● **The request**
Copy every line of the data that includes the string "source".

──────

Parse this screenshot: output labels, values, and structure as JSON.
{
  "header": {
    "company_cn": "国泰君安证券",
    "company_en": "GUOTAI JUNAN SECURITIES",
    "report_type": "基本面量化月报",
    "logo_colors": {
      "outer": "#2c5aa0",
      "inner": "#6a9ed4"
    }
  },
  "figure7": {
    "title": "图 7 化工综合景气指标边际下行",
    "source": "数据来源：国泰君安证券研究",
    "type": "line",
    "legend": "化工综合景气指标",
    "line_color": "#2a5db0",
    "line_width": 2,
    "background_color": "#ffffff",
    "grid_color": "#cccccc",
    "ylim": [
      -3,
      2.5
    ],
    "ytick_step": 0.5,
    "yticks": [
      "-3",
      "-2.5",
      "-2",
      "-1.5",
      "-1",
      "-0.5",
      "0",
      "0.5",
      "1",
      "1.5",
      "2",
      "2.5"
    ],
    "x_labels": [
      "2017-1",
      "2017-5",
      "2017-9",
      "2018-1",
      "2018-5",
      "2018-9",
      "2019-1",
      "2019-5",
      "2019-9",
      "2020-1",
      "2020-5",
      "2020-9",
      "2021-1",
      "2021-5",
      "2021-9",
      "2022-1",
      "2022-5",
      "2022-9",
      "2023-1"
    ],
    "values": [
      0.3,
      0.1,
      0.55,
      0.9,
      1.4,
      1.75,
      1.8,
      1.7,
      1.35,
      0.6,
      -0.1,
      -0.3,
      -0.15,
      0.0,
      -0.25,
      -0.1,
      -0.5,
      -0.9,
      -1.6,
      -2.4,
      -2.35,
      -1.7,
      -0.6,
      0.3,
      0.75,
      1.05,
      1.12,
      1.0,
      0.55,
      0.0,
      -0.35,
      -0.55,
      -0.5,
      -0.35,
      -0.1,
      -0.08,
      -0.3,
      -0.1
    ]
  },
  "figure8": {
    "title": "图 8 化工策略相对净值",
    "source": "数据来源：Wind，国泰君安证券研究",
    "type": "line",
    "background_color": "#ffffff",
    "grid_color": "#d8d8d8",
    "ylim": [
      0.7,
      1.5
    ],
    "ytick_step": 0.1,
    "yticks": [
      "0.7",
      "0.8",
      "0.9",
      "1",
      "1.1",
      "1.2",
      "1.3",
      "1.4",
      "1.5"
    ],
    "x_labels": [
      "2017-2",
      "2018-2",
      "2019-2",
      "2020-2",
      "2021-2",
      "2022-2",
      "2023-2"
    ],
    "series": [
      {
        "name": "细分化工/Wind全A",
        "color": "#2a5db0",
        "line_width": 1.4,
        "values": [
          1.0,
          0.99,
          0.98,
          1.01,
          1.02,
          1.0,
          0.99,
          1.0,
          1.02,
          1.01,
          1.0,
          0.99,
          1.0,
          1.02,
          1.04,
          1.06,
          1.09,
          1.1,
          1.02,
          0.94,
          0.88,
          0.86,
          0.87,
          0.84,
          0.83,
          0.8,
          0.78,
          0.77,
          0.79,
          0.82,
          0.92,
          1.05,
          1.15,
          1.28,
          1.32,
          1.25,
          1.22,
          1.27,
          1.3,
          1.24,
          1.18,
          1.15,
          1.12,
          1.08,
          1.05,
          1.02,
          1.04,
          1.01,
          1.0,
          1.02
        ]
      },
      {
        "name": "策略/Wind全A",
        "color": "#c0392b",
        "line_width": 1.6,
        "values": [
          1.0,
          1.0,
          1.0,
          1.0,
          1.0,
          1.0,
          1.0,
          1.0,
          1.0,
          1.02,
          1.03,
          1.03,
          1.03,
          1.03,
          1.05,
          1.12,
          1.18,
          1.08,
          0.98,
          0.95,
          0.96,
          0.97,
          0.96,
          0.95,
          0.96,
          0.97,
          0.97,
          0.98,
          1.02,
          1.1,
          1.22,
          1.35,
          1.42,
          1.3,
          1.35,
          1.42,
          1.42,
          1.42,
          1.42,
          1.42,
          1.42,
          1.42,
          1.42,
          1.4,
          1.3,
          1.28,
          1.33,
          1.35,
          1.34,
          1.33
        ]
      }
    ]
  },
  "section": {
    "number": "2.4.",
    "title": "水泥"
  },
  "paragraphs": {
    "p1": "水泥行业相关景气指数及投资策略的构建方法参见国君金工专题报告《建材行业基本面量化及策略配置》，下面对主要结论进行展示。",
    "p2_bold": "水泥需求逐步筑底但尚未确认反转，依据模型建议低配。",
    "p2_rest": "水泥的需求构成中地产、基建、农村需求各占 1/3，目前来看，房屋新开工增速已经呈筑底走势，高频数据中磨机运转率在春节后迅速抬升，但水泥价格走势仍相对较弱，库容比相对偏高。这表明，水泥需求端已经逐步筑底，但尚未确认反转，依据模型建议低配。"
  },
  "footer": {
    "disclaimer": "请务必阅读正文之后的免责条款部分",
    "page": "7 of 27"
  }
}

──────

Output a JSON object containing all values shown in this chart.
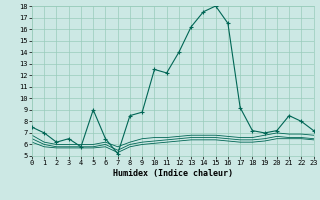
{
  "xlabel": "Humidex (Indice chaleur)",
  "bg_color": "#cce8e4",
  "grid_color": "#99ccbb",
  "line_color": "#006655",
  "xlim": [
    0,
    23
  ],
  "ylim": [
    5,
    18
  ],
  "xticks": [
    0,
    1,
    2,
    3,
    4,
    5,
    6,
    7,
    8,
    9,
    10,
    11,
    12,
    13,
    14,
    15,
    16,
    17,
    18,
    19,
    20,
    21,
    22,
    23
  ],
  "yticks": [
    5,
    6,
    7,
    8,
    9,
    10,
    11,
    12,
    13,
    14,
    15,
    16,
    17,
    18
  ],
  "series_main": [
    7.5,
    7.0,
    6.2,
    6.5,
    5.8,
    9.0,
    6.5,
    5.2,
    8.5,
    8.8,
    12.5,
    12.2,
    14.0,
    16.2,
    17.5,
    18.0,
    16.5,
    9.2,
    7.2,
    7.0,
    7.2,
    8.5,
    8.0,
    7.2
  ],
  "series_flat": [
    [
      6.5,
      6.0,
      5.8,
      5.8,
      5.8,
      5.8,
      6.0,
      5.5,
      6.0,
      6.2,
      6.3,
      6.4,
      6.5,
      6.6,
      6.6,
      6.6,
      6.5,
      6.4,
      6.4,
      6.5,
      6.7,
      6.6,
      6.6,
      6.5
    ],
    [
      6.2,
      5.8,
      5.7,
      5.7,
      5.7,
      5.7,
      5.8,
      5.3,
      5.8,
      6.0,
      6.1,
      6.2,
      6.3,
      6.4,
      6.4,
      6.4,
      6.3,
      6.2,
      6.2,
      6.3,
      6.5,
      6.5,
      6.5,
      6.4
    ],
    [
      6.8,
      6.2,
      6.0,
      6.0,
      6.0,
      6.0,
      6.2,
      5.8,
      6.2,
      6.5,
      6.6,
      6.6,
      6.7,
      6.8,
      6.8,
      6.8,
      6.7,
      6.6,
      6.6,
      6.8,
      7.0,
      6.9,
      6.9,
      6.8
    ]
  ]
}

──────

● **Response to the exercise**
    "source": "数据来源：国泰君安证券研究",
    "source": "数据来源：Wind，国泰君安证券研究",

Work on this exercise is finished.